**Entries shown:**
--------------------------------------------------
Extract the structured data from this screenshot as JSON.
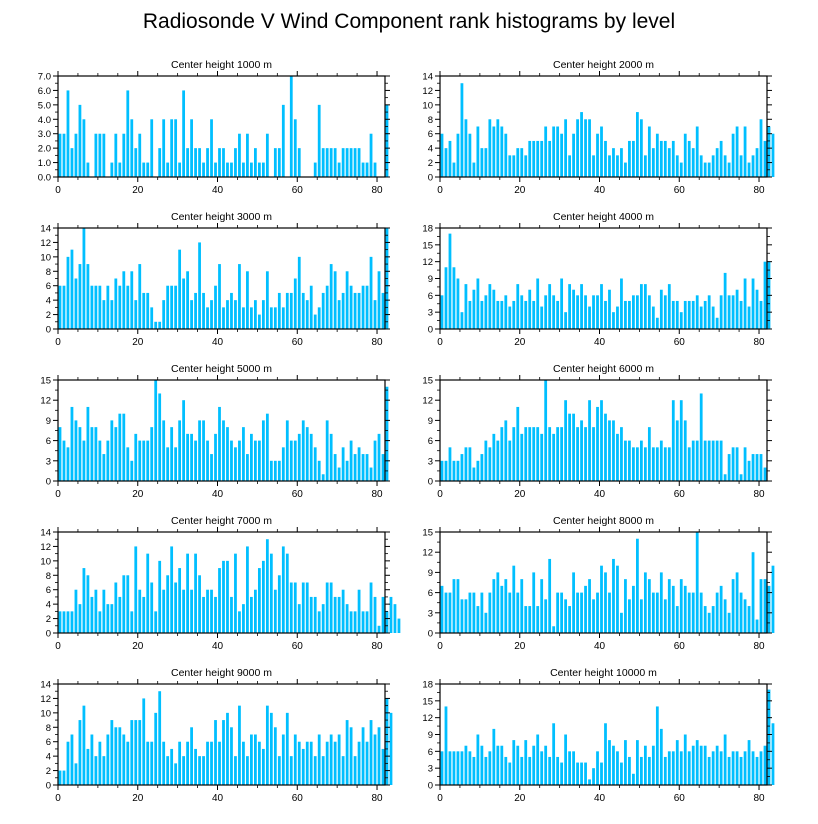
{
  "title": "Radiosonde V Wind Component rank histograms by level",
  "chart_data": [
    {
      "type": "bar",
      "title": "Center height 1000 m",
      "ylim": [
        0,
        7
      ],
      "yticks": [
        0,
        1,
        2,
        3,
        4,
        5,
        6,
        7
      ],
      "ytick_labels": [
        "0.0",
        "1.0",
        "2.0",
        "3.0",
        "4.0",
        "5.0",
        "6.0",
        "7.0"
      ],
      "xlim": [
        0,
        82
      ],
      "xticks": [
        0,
        20,
        40,
        60,
        80
      ],
      "values": [
        3,
        3,
        6,
        2,
        3,
        5,
        4,
        1,
        0,
        3,
        3,
        3,
        0,
        1,
        3,
        1,
        3,
        6,
        4,
        2,
        3,
        1,
        1,
        4,
        0,
        2,
        4,
        1,
        4,
        4,
        1,
        6,
        2,
        4,
        2,
        2,
        1,
        2,
        4,
        1,
        2,
        2,
        1,
        1,
        2,
        3,
        1,
        3,
        1,
        2,
        1,
        1,
        3,
        0,
        2,
        2,
        5,
        0,
        7,
        4,
        2,
        0,
        0,
        0,
        1,
        5,
        2,
        2,
        2,
        2,
        1,
        2,
        2,
        2,
        2,
        2,
        1,
        1,
        3,
        1,
        0,
        0,
        5
      ]
    },
    {
      "type": "bar",
      "title": "Center height 2000 m",
      "ylim": [
        0,
        14
      ],
      "yticks": [
        0,
        2,
        4,
        6,
        8,
        10,
        12,
        14
      ],
      "ytick_labels": [
        "0",
        "2",
        "4",
        "6",
        "8",
        "10",
        "12",
        "14"
      ],
      "xlim": [
        0,
        82
      ],
      "xticks": [
        0,
        20,
        40,
        60,
        80
      ],
      "values": [
        6,
        4,
        5,
        2,
        6,
        13,
        8,
        6,
        2,
        7,
        4,
        4,
        8,
        7,
        8,
        7,
        6,
        3,
        3,
        4,
        4,
        3,
        5,
        5,
        5,
        5,
        7,
        5,
        7,
        7,
        6,
        8,
        3,
        6,
        8,
        9,
        8,
        8,
        3,
        6,
        7,
        5,
        3,
        4,
        3,
        4,
        2,
        5,
        5,
        9,
        8,
        3,
        7,
        4,
        6,
        5,
        5,
        4,
        5,
        3,
        2,
        6,
        5,
        4,
        7,
        3,
        2,
        2,
        3,
        4,
        5,
        3,
        2,
        6,
        7,
        3,
        7,
        2,
        3,
        4,
        8,
        5,
        7,
        6
      ]
    },
    {
      "type": "bar",
      "title": "Center height 3000 m",
      "ylim": [
        0,
        14
      ],
      "yticks": [
        0,
        2,
        4,
        6,
        8,
        10,
        12,
        14
      ],
      "ytick_labels": [
        "0",
        "2",
        "4",
        "6",
        "8",
        "10",
        "12",
        "14"
      ],
      "xlim": [
        0,
        82
      ],
      "xticks": [
        0,
        20,
        40,
        60,
        80
      ],
      "values": [
        6,
        6,
        10,
        11,
        7,
        9,
        14,
        9,
        6,
        6,
        6,
        4,
        6,
        4,
        7,
        6,
        8,
        6,
        8,
        4,
        9,
        5,
        5,
        3,
        1,
        1,
        4,
        6,
        6,
        6,
        11,
        7,
        8,
        4,
        5,
        12,
        5,
        3,
        4,
        6,
        9,
        3,
        4,
        5,
        4,
        9,
        3,
        8,
        3,
        4,
        2,
        4,
        8,
        3,
        3,
        5,
        3,
        5,
        5,
        7,
        10,
        5,
        4,
        6,
        2,
        3,
        5,
        6,
        9,
        8,
        4,
        5,
        8,
        6,
        5,
        5,
        6,
        6,
        10,
        4,
        8,
        5,
        14
      ]
    },
    {
      "type": "bar",
      "title": "Center height 4000 m",
      "ylim": [
        0,
        18
      ],
      "yticks": [
        0,
        3,
        6,
        9,
        12,
        15,
        18
      ],
      "ytick_labels": [
        "0",
        "3",
        "6",
        "9",
        "12",
        "15",
        "18"
      ],
      "xlim": [
        0,
        82
      ],
      "xticks": [
        0,
        20,
        40,
        60,
        80
      ],
      "values": [
        6,
        11,
        17,
        11,
        9,
        3,
        8,
        5,
        7,
        9,
        5,
        6,
        8,
        7,
        5,
        5,
        6,
        4,
        5,
        8,
        6,
        5,
        7,
        5,
        9,
        4,
        6,
        8,
        6,
        5,
        9,
        3,
        8,
        7,
        6,
        8,
        6,
        4,
        6,
        6,
        8,
        5,
        7,
        3,
        4,
        9,
        5,
        5,
        6,
        6,
        8,
        8,
        6,
        4,
        2,
        7,
        6,
        8,
        5,
        5,
        3,
        5,
        5,
        5,
        6,
        4,
        5,
        6,
        4,
        2,
        6,
        10,
        6,
        6,
        7,
        5,
        9,
        4,
        9,
        7,
        5,
        12,
        12
      ]
    },
    {
      "type": "bar",
      "title": "Center height 5000 m",
      "ylim": [
        0,
        15
      ],
      "yticks": [
        0,
        3,
        6,
        9,
        12,
        15
      ],
      "ytick_labels": [
        "0",
        "3",
        "6",
        "9",
        "12",
        "15"
      ],
      "xlim": [
        0,
        82
      ],
      "xticks": [
        0,
        20,
        40,
        60,
        80
      ],
      "values": [
        8,
        6,
        5,
        11,
        9,
        8,
        6,
        11,
        8,
        8,
        6,
        4,
        6,
        9,
        8,
        10,
        10,
        5,
        3,
        7,
        6,
        6,
        6,
        8,
        15,
        13,
        9,
        5,
        8,
        5,
        9,
        12,
        7,
        7,
        6,
        9,
        9,
        6,
        4,
        7,
        11,
        9,
        8,
        6,
        5,
        6,
        8,
        4,
        7,
        6,
        6,
        9,
        10,
        3,
        3,
        3,
        5,
        9,
        6,
        6,
        7,
        9,
        8,
        7,
        5,
        3,
        1,
        9,
        7,
        4,
        2,
        5,
        3,
        6,
        4,
        5,
        4,
        4,
        2,
        6,
        7,
        4,
        14
      ]
    },
    {
      "type": "bar",
      "title": "Center height 6000 m",
      "ylim": [
        0,
        15
      ],
      "yticks": [
        0,
        3,
        6,
        9,
        12,
        15
      ],
      "ytick_labels": [
        "0",
        "3",
        "6",
        "9",
        "12",
        "15"
      ],
      "xlim": [
        0,
        82
      ],
      "xticks": [
        0,
        20,
        40,
        60,
        80
      ],
      "values": [
        3,
        3,
        5,
        3,
        3,
        4,
        5,
        5,
        2,
        3,
        4,
        6,
        5,
        7,
        6,
        8,
        9,
        6,
        8,
        11,
        7,
        8,
        8,
        8,
        8,
        7,
        15,
        8,
        7,
        8,
        8,
        12,
        10,
        10,
        8,
        9,
        8,
        12,
        8,
        11,
        12,
        10,
        9,
        9,
        7,
        8,
        6,
        6,
        5,
        5,
        6,
        5,
        8,
        5,
        5,
        6,
        5,
        5,
        12,
        9,
        12,
        9,
        5,
        6,
        6,
        13,
        6,
        6,
        6,
        6,
        6,
        1,
        4,
        5,
        5,
        1,
        5,
        3,
        4,
        4,
        4,
        2
      ]
    },
    {
      "type": "bar",
      "title": "Center height 7000 m",
      "ylim": [
        0,
        14
      ],
      "yticks": [
        0,
        2,
        4,
        6,
        8,
        10,
        12,
        14
      ],
      "ytick_labels": [
        "0",
        "2",
        "4",
        "6",
        "8",
        "10",
        "12",
        "14"
      ],
      "xlim": [
        0,
        82
      ],
      "xticks": [
        0,
        20,
        40,
        60,
        80
      ],
      "values": [
        3,
        3,
        3,
        3,
        6,
        4,
        9,
        8,
        5,
        6,
        3,
        6,
        4,
        4,
        7,
        5,
        8,
        8,
        3,
        12,
        6,
        5,
        11,
        7,
        3,
        10,
        6,
        8,
        12,
        7,
        9,
        6,
        11,
        6,
        11,
        8,
        5,
        6,
        6,
        5,
        9,
        10,
        10,
        5,
        11,
        3,
        4,
        12,
        5,
        6,
        9,
        10,
        13,
        11,
        6,
        8,
        12,
        11,
        7,
        7,
        4,
        7,
        7,
        5,
        5,
        3,
        4,
        7,
        7,
        5,
        5,
        6,
        4,
        3,
        3,
        6,
        3,
        3,
        7,
        5,
        1,
        5,
        3,
        5,
        4,
        2
      ]
    },
    {
      "type": "bar",
      "title": "Center height 8000 m",
      "ylim": [
        0,
        15
      ],
      "yticks": [
        0,
        3,
        6,
        9,
        12,
        15
      ],
      "ytick_labels": [
        "0",
        "3",
        "6",
        "9",
        "12",
        "15"
      ],
      "xlim": [
        0,
        82
      ],
      "xticks": [
        0,
        20,
        40,
        60,
        80
      ],
      "values": [
        7,
        6,
        6,
        8,
        8,
        5,
        5,
        6,
        6,
        4,
        6,
        3,
        6,
        8,
        9,
        7,
        8,
        6,
        10,
        6,
        8,
        4,
        4,
        9,
        4,
        8,
        5,
        11,
        1,
        6,
        6,
        5,
        4,
        9,
        6,
        6,
        7,
        8,
        5,
        6,
        10,
        9,
        6,
        11,
        10,
        3,
        8,
        5,
        7,
        14,
        5,
        9,
        8,
        6,
        6,
        9,
        5,
        8,
        7,
        4,
        8,
        7,
        6,
        6,
        15,
        6,
        4,
        3,
        4,
        6,
        7,
        5,
        3,
        8,
        9,
        6,
        5,
        4,
        12,
        2,
        8,
        8,
        7,
        10
      ]
    },
    {
      "type": "bar",
      "title": "Center height 9000 m",
      "ylim": [
        0,
        14
      ],
      "yticks": [
        0,
        2,
        4,
        6,
        8,
        10,
        12,
        14
      ],
      "ytick_labels": [
        "0",
        "2",
        "4",
        "6",
        "8",
        "10",
        "12",
        "14"
      ],
      "xlim": [
        0,
        82
      ],
      "xticks": [
        0,
        20,
        40,
        60,
        80
      ],
      "values": [
        2,
        2,
        6,
        7,
        3,
        9,
        11,
        5,
        7,
        4,
        6,
        4,
        7,
        9,
        8,
        8,
        7,
        6,
        9,
        9,
        9,
        12,
        6,
        6,
        10,
        13,
        6,
        4,
        5,
        3,
        6,
        4,
        6,
        8,
        5,
        4,
        4,
        6,
        6,
        9,
        6,
        9,
        10,
        8,
        4,
        11,
        6,
        4,
        7,
        7,
        6,
        5,
        11,
        10,
        8,
        4,
        7,
        10,
        4,
        7,
        6,
        5,
        6,
        6,
        4,
        7,
        4,
        6,
        7,
        6,
        7,
        4,
        9,
        8,
        4,
        6,
        8,
        6,
        9,
        7,
        8,
        5,
        12,
        10
      ]
    },
    {
      "type": "bar",
      "title": "Center height 10000 m",
      "ylim": [
        0,
        18
      ],
      "yticks": [
        0,
        3,
        6,
        9,
        12,
        15,
        18
      ],
      "ytick_labels": [
        "0",
        "3",
        "6",
        "9",
        "12",
        "15",
        "18"
      ],
      "xlim": [
        0,
        82
      ],
      "xticks": [
        0,
        20,
        40,
        60,
        80
      ],
      "values": [
        6,
        14,
        6,
        6,
        6,
        6,
        7,
        6,
        5,
        9,
        7,
        5,
        6,
        10,
        7,
        7,
        5,
        4,
        8,
        7,
        5,
        8,
        5,
        7,
        9,
        6,
        7,
        5,
        11,
        5,
        4,
        9,
        6,
        6,
        4,
        4,
        4,
        1,
        3,
        6,
        4,
        11,
        8,
        7,
        6,
        4,
        8,
        5,
        2,
        8,
        5,
        7,
        5,
        7,
        14,
        10,
        5,
        6,
        6,
        8,
        6,
        9,
        6,
        7,
        8,
        7,
        7,
        5,
        6,
        7,
        6,
        9,
        5,
        6,
        6,
        5,
        6,
        8,
        6,
        5,
        6,
        7,
        17,
        11
      ]
    }
  ]
}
--------------------------------------------------
**Work required:** Report only the number of lines in the records that include the word "Center".

**Reply to the task:** 10